DOCUMENTO FUENTE>
__________________________________________________

Ojalá que las mujeres, que tuvieron en ella a una gran campeona, y el movimiento antirracista, encabezado por el BLM, pero que es clave también para la que es ya la primera minoría en los EEUU, los latinos, sepan recoger ese espíritu de lucha de RBG y empujar para conseguir apartar a Trump de la presidencia, el próximo 3 de noviembre.
Y ojalá que, pese a la ventana de oportunidad que se les abre a Donald Trump y al líder republicano en el Senado, Mitch McConnell, para tratar de sellar casi definitivamente la mayoría conservadora en el TS, sustituyendo a Bader por un candidato conservador, los demócratas sepan imponer el criterio de coherencia con el precedente de lo que sucedió con Obama, al que los republicanos bloquearon el nombramiento de Merrick Garland, un juez blanco y moderado, que esperaba que fuera aceptable para los republicanos moderados, con el argumento de que no debía hacerlo en año electoral. De no ser así, la herencia de Trump podría alargarse hasta veinte años, pese a su eventual derrota. Sobre esa “nueva batalla que está dispuesto a librar con su habitual incontinencia el presidente Trump, recomiendo leer el análisis de un buen conocedor de la obra de RBG y del sistema constitucional norteamericano, el profesor Presno Linera (https://presnolinera.wordpress.com/2020/09/20/trump-y-el-tribunal-supremo-tercera-parte/). Trump se ha lanzado a por el botín: baste pensar en las candidatas que ha filtrado y que es evidente que tenía preparadas a la espera de un fatal desenlace de la enfermedad de RBG y que apuntan a la intención de Trump bien conocida, de modificar el derecho al aborto en contra de la famosa decisión Roe vs Wade. Esas candidatas son la juez conservadora y militante religiosa Amy Coney Barrett, de 48 años, la juez Neomi Rao de 47 o incluso la juez Allison Jones Rushing, que sólo tiene 38 años. Esto ofrecería una perspectiva de dominio del TS por parte del sector más conservador, por unos 30 años.

__________________________________________________

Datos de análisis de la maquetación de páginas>
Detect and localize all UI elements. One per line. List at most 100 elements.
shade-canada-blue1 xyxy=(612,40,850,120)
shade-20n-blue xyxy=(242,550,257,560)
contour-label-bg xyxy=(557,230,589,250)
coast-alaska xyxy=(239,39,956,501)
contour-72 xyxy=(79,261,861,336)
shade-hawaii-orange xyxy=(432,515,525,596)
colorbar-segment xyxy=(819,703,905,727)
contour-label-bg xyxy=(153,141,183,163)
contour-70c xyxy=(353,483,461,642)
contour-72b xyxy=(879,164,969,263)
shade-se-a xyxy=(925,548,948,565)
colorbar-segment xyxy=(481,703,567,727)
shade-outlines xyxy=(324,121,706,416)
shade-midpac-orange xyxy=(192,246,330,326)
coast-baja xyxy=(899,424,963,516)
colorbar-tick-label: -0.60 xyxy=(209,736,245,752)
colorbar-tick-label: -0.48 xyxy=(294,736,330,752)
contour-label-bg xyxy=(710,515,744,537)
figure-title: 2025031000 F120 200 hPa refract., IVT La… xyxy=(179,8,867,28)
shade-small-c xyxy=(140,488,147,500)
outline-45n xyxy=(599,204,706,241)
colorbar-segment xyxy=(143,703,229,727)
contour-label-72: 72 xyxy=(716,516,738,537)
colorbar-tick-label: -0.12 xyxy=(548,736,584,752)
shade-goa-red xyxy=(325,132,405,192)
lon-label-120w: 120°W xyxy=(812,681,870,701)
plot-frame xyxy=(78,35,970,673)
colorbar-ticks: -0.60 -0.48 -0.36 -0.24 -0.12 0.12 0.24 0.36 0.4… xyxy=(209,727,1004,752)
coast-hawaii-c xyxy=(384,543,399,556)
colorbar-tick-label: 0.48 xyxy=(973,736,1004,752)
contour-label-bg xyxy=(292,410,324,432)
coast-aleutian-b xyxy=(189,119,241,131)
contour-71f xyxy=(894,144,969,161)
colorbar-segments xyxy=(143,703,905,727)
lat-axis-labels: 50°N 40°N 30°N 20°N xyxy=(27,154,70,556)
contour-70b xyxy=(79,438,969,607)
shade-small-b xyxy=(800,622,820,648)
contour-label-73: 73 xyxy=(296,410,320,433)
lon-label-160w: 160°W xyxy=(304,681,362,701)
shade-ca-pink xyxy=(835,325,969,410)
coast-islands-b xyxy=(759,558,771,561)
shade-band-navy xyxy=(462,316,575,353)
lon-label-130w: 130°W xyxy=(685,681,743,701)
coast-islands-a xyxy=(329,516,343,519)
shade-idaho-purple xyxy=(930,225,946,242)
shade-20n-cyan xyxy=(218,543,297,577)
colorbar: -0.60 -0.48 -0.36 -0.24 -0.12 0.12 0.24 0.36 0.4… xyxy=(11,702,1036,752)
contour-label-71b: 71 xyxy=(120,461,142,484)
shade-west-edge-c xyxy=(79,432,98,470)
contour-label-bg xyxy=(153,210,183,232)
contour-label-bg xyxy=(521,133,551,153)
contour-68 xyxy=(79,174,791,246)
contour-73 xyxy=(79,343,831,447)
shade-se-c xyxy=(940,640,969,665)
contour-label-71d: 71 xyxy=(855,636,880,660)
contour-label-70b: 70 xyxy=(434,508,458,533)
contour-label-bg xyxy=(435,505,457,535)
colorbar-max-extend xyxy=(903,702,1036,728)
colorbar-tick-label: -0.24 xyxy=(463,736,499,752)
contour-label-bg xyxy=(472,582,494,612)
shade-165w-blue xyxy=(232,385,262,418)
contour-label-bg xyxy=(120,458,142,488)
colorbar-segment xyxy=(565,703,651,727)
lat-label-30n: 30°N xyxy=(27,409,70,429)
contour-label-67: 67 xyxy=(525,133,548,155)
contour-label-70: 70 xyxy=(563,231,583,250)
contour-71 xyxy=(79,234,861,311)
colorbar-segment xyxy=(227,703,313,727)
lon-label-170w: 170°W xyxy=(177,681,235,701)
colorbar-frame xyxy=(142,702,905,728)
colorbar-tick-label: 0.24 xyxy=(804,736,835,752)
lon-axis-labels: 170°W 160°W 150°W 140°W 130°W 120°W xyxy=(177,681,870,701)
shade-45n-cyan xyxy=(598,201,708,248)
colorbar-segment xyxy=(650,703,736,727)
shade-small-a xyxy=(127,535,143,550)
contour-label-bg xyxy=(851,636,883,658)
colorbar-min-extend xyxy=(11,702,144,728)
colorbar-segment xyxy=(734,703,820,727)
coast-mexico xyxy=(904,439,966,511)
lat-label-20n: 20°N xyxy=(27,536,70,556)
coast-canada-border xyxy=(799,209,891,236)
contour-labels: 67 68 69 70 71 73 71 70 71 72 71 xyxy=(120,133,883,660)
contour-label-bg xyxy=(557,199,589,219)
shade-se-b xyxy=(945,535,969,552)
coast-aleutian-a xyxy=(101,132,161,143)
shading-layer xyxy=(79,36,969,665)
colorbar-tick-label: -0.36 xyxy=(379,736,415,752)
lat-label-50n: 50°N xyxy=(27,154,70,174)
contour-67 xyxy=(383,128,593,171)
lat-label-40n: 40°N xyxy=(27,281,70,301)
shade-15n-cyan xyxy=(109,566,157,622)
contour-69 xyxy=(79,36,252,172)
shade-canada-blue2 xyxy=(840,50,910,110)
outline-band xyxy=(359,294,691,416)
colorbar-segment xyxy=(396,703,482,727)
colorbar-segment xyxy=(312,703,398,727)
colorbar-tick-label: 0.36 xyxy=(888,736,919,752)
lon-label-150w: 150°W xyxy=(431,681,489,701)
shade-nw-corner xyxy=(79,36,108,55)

__________________________________________________

TAREA> Prolonga el artículo sobre la sucesión de RBG en el Tribunal Supremo a partir de su última frase.

RESPUESTA>
Por mi parte, creo que tienen toda la razón quienes como el editor de The Nation, Elie Mystal (https://www.thenation.com/article/politics/ruth-bader-ginsburg-dissent/) reclman una oposición frontal al intento de Trump, en honor de RBG y en defensa de la democracia. Y precisamente por eso me parece juiciosa la posición de quienes como los inspiradores de la campaña Take Back the Court, K Kendell y A.Belkin (a quienes se ha sumado el historiador Ibram X Kendi) sostienen que, en caso de que Trump y McConnell sigan adelante con su intento de reemplazar a RBG antes de la elección presidencial, la responsabilidad cae en el campo de los demócratas, sobre todo si Biden gana las elecciones. En ese supuesto, escriben en un artículo en San Francisco Chronicle, “to expand the Supreme Court is to expand Democracy” (https://www.sfchronicle.com/opinion/article/Expand-the-US-Supreme-Court-to-save-democracy-14418147.php). Si el intento de Trump fructifica, la única salida, en el caso insisto hoy aún dudoso de victoria de Biden, sería que el nuevo Presidente ampliase la composición del TS con al menos dos jueces más, para restablecer el equilibrio. Está en juego la democracia, nada menos.